Write out the entire listing below exactly, with the pictures left out.

+++ Input records +++

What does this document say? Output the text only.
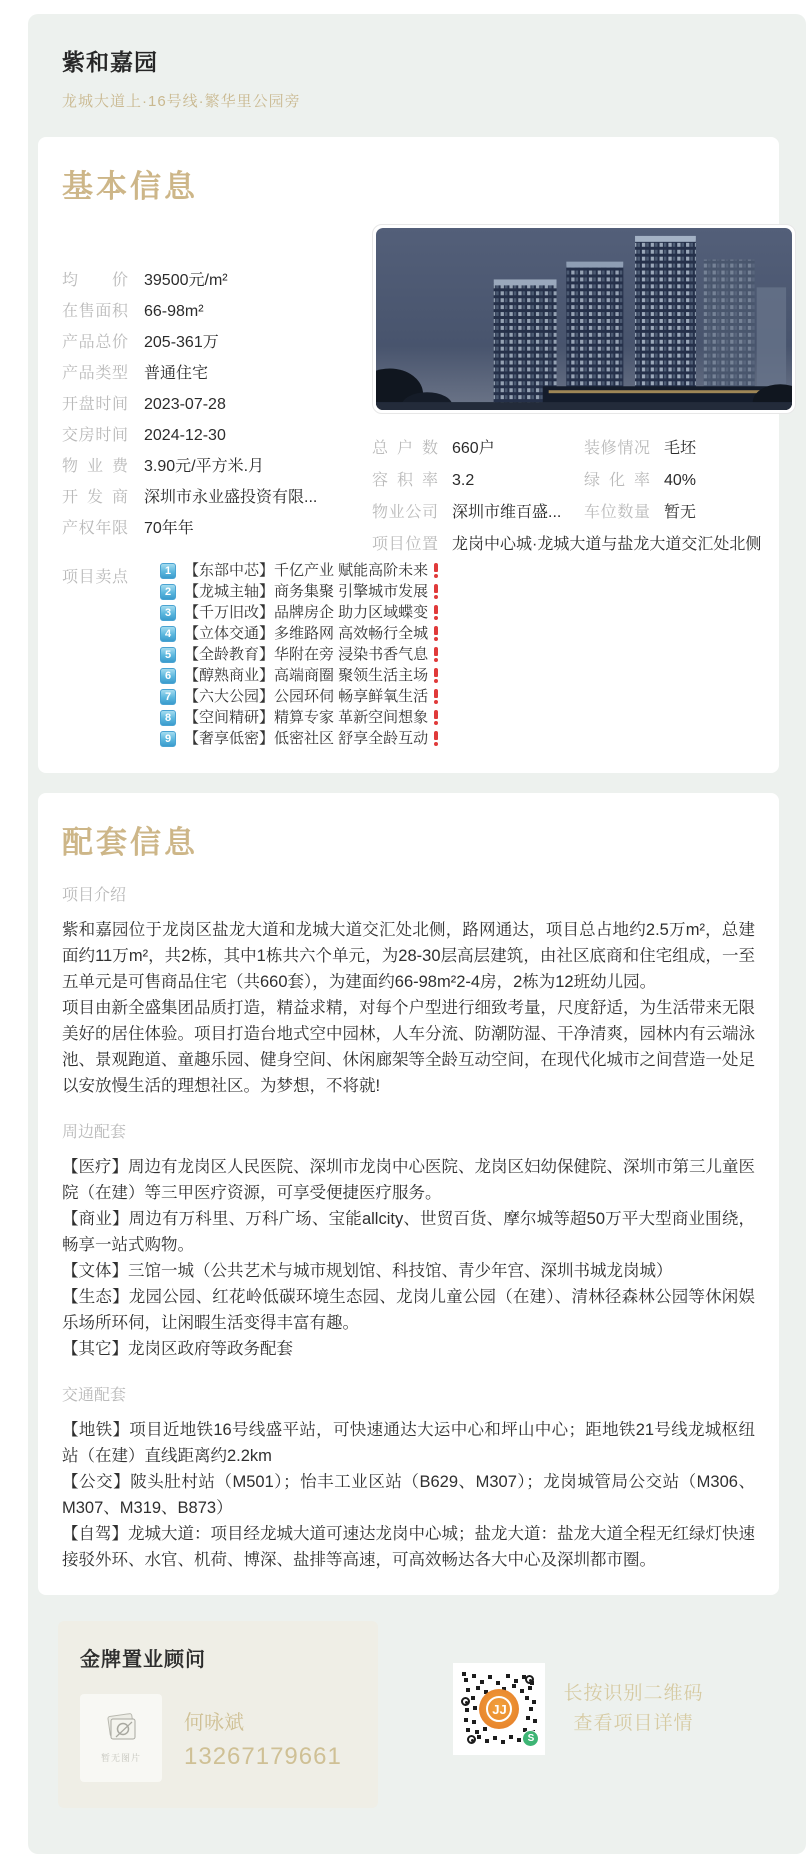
紫和嘉园
龙城大道上·16号线·繁华里公园旁
基本信息
均价 39500元/m²
在售面积 66-98m²
产品总价 205-361万
产品类型 普通住宅
开盘时间 2023-07-28
交房时间 2024-12-30
物业费 3.90元/平方米.月
开发商 深圳市永业盛投资有限...
产权年限 70年年
总户数 660户	装修情况 毛坯
容积率 3.2	绿化率 40%
物业公司 深圳市维百盛... 车位数量 暂无
项目位置 龙岗中心城·龙城大道与盐龙大道交汇处北侧
项目卖点	1 【东部中芯】千亿产业 赋能高阶未来
2 【龙城主轴】商务集聚 引擎城市发展
3 【千万旧改】品牌房企 助力区域蝶变
4 【立体交通】多维路网 高效畅行全城
5 【全龄教育】华附在旁 浸染书香气息
6 【醇熟商业】高端商圈 聚领生活主场
7 【六大公园】公园环伺 畅享鲜氧生活
8 【空间精研】精算专家 革新空间想象
9 【奢享低密】低密社区 舒享全龄互动
配套信息
项目介绍

紫和嘉园位于龙岗区盐龙大道和龙城大道交汇处北侧，路网通达，项目总占地约2.5万m²，总建面约11万m²，共2栋，其中1栋共六个单元，为28-30层高层建筑，由社区底商和住宅组成，一至五单元是可售商品住宅（共660套），为建面约66-98m²2-4房，2栋为12班幼儿园。

项目由新全盛集团品质打造，精益求精，对每个户型进行细致考量，尺度舒适，为生活带来无限美好的居住体验。项目打造台地式空中园林，人车分流、防潮防湿、干净清爽，园林内有云端泳池、景观跑道、童趣乐园、健身空间、休闲廊架等全龄互动空间，在现代化城市之间营造一处足以安放慢生活的理想社区。为梦想，不将就!

周边配套

【医疗】周边有龙岗区人民医院、深圳市龙岗中心医院、龙岗区妇幼保健院、深圳市第三儿童医院（在建）等三甲医疗资源，可享受便捷医疗服务。

【商业】周边有万科里、万科广场、宝能allcity、世贸百货、摩尔城等超50万平大型商业围绕，畅享一站式购物。

【文体】三馆一城（公共艺术与城市规划馆、科技馆、青少年宫、深圳书城龙岗城）

【生态】龙园公园、红花岭低碳环境生态园、龙岗儿童公园（在建）、清林径森林公园等休闲娱乐场所环伺，让闲暇生活变得丰富有趣。

【其它】龙岗区政府等政务配套

交通配套

【地铁】项目近地铁16号线盛平站，可快速通达大运中心和坪山中心；距地铁21号线龙城枢纽站（在建）直线距离约2.2km

【公交】陂头肚村站（M501）；怡丰工业区站（B629、M307）；龙岗城管局公交站（M306、M307、M319、B873）

【自驾】龙城大道：项目经龙城大道可速达龙岗中心城；盐龙大道：盐龙大道全程无红绿灯快速接驳外环、水官、机荷、博深、盐排等高速，可高效畅达各大中心及深圳都市圈。

金牌置业顾问
暂无图片
何咏斌
13267179661
JJ
S
长按识别二维码
查看项目详情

+++

Answer to this task
What does this document say? Output the text only.
紫和嘉园
龙城大道上·16号线·繁华里公园旁
基本信息
均价 39500元/m²
在售面积 66-98m²
产品总价 205-361万
产品类型 普通住宅
开盘时间 2023-07-28
交房时间 2024-12-30
物业费 3.90元/平方米.月
开发商 深圳市永业盛投资有限...
产权年限 70年年
总户数 660户	装修情况 毛坯
容积率 3.2	绿化率 40%
物业公司 深圳市维百盛... 车位数量 暂无
项目位置 龙岗中心城·龙城大道与盐龙大道交汇处北侧
项目卖点	1 【东部中芯】千亿产业 赋能高阶未来
2 【龙城主轴】商务集聚 引擎城市发展
3 【千万旧改】品牌房企 助力区域蝶变
4 【立体交通】多维路网 高效畅行全城
5 【全龄教育】华附在旁 浸染书香气息
6 【醇熟商业】高端商圈 聚领生活主场
7 【六大公园】公园环伺 畅享鲜氧生活
8 【空间精研】精算专家 革新空间想象
9 【奢享低密】低密社区 舒享全龄互动
配套信息
项目介绍

紫和嘉园位于龙岗区盐龙大道和龙城大道交汇处北侧，路网通达，项目总占地约2.5万m²，总建面约11万m²，共2栋，其中1栋共六个单元，为28-30层高层建筑，由社区底商和住宅组成，一至五单元是可售商品住宅（共660套），为建面约66-98m²2-4房，2栋为12班幼儿园。

项目由新全盛集团品质打造，精益求精，对每个户型进行细致考量，尺度舒适，为生活带来无限美好的居住体验。项目打造台地式空中园林，人车分流、防潮防湿、干净清爽，园林内有云端泳池、景观跑道、童趣乐园、健身空间、休闲廊架等全龄互动空间，在现代化城市之间营造一处足以安放慢生活的理想社区。为梦想，不将就!

周边配套

【医疗】周边有龙岗区人民医院、深圳市龙岗中心医院、龙岗区妇幼保健院、深圳市第三儿童医院（在建）等三甲医疗资源，可享受便捷医疗服务。

【商业】周边有万科里、万科广场、宝能allcity、世贸百货、摩尔城等超50万平大型商业围绕，畅享一站式购物。

【文体】三馆一城（公共艺术与城市规划馆、科技馆、青少年宫、深圳书城龙岗城）

【生态】龙园公园、红花岭低碳环境生态园、龙岗儿童公园（在建）、清林径森林公园等休闲娱乐场所环伺，让闲暇生活变得丰富有趣。

【其它】龙岗区政府等政务配套

交通配套

【地铁】项目近地铁16号线盛平站，可快速通达大运中心和坪山中心；距地铁21号线龙城枢纽站（在建）直线距离约2.2km

【公交】陂头肚村站（M501）；怡丰工业区站（B629、M307）；龙岗城管局公交站（M306、M307、M319、B873）

【自驾】龙城大道：项目经龙城大道可速达龙岗中心城；盐龙大道：盐龙大道全程无红绿灯快速接驳外环、水官、机荷、博深、盐排等高速，可高效畅达各大中心及深圳都市圈。

金牌置业顾问
暂无图片
何咏斌
13267179661
JJ
S
长按识别二维码
查看项目详情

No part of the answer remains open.